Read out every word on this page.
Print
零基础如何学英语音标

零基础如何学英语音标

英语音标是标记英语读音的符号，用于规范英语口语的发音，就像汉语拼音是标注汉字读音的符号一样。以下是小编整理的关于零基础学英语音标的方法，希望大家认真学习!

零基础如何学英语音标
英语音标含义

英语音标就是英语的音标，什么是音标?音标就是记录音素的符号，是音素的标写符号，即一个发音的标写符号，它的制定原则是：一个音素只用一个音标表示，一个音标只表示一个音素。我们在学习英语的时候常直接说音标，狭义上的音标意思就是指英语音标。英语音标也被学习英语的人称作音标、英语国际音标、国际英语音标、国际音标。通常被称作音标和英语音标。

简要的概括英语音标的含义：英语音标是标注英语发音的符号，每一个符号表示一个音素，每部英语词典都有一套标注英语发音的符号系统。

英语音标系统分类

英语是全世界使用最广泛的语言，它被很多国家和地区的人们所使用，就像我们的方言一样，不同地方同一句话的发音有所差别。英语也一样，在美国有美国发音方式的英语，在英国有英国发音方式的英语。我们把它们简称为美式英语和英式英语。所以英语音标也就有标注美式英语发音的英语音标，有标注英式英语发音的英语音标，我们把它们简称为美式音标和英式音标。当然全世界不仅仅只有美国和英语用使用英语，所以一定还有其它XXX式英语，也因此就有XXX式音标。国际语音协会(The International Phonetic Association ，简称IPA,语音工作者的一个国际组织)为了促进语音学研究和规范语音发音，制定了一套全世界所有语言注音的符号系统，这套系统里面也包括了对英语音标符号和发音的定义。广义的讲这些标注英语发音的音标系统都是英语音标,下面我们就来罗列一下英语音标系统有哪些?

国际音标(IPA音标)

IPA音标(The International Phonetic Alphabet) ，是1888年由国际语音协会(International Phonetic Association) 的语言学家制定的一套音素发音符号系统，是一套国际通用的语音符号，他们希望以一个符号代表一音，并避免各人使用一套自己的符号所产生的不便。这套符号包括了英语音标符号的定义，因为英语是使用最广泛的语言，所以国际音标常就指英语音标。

* * *

* STATED GOAL *
Tally up how many lines in the preceding listing contain the word "International". Give nothing but the number.

* THE ANSWER *
2